» **Challenge**: Where a line holds the word "Ведом", copy that line.
==== Dataset rows
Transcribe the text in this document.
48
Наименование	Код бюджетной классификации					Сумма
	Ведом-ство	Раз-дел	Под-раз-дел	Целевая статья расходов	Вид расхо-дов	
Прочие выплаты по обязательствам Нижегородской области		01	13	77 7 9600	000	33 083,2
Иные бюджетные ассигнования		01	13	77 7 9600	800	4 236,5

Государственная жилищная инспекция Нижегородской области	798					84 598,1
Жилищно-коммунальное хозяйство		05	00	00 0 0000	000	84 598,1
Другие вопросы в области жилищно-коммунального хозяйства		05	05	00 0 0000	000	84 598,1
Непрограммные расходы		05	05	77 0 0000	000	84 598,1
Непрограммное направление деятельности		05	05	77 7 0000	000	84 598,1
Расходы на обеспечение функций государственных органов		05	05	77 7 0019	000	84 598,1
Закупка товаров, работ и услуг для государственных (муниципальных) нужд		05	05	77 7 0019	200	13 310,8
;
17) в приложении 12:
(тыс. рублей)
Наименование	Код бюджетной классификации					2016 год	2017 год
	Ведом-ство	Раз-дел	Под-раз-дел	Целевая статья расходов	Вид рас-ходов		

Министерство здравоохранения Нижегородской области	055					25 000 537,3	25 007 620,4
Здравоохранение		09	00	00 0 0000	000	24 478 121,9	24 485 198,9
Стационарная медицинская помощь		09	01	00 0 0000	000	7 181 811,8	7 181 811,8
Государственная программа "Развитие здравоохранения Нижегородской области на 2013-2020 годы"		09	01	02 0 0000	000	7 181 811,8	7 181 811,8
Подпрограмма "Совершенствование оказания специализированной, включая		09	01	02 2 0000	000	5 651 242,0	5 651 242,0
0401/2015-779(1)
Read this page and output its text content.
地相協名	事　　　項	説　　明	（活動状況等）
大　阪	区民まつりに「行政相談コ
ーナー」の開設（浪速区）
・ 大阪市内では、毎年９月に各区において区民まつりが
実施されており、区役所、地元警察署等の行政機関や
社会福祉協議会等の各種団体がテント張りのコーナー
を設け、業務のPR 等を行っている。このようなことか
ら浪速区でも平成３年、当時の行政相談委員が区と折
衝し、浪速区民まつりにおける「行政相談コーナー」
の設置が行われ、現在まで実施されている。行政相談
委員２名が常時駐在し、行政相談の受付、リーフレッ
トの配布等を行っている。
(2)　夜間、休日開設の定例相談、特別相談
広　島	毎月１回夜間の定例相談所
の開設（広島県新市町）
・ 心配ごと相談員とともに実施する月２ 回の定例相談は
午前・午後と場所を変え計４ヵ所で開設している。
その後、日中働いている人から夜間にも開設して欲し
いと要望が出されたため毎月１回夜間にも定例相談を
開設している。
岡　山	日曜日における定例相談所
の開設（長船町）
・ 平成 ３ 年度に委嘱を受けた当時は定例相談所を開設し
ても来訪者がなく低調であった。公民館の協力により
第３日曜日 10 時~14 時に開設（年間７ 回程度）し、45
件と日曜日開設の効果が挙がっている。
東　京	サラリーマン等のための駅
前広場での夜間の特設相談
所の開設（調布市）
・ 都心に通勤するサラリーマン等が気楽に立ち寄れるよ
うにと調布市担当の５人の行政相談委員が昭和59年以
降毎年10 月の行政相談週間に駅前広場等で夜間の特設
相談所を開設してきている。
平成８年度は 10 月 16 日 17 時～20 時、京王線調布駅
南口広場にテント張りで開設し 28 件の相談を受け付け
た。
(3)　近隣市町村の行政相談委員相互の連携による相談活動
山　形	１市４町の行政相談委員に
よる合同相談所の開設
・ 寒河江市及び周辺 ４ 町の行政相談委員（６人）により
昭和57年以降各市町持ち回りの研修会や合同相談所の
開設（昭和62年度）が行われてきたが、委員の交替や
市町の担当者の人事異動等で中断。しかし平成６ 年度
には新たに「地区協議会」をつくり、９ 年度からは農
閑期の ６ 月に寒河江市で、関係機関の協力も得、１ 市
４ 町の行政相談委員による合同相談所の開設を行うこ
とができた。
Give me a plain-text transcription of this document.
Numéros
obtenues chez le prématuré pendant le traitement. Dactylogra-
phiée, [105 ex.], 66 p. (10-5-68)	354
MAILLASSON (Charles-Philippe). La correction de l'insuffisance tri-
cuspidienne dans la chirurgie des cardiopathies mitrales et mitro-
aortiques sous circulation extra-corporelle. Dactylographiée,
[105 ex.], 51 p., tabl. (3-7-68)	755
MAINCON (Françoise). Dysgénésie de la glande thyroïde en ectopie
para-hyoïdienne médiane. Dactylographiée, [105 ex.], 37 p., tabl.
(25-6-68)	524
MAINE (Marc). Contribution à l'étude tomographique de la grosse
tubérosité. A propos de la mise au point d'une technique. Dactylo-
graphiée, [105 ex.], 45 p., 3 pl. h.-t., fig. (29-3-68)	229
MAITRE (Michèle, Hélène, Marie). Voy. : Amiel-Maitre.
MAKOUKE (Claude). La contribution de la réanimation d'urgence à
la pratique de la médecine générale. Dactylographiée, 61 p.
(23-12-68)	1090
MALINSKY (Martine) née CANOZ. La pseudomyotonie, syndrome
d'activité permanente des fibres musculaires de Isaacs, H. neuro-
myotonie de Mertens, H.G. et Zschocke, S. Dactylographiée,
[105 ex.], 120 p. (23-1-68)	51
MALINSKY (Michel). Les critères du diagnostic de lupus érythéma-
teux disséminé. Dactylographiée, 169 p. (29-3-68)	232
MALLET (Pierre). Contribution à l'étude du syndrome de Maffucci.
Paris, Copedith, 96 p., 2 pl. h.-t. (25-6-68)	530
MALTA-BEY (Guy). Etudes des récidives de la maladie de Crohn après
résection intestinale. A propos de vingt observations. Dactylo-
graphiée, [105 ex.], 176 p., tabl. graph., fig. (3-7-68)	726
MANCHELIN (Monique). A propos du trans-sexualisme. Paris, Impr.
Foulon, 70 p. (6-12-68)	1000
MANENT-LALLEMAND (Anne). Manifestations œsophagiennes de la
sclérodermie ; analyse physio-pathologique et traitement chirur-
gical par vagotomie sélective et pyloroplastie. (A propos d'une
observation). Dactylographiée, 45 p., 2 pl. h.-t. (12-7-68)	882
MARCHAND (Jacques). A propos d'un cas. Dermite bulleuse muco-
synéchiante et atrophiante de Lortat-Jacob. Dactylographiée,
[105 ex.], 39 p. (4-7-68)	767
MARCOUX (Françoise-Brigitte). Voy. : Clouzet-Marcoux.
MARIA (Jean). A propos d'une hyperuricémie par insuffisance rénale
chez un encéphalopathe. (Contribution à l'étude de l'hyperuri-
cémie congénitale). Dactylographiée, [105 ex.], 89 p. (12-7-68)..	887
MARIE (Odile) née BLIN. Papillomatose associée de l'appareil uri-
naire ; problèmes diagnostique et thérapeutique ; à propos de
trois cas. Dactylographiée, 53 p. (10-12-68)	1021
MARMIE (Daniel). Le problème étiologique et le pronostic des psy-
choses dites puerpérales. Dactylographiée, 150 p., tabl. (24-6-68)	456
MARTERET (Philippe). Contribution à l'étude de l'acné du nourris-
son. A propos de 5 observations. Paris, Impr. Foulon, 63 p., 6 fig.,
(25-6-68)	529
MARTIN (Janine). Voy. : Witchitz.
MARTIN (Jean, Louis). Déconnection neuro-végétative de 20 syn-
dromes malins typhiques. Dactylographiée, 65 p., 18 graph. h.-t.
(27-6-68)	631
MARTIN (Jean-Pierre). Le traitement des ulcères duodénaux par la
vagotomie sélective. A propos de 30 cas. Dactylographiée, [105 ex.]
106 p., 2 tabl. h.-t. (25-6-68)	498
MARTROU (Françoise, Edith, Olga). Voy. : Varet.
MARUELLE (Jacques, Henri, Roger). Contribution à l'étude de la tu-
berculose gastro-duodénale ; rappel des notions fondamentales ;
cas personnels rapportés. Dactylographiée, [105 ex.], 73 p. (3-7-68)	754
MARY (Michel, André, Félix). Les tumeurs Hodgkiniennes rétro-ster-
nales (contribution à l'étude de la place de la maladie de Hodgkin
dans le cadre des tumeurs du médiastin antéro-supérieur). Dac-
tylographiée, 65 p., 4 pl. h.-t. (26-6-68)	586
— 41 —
========
» **Answer below**:
	Ведом-ство	Раз-дел	Под-раз-дел	Целевая статья расходов	Вид расхо-дов	
	Ведом-ство	Раз-дел	Под-раз-дел	Целевая статья расходов	Вид рас-ходов		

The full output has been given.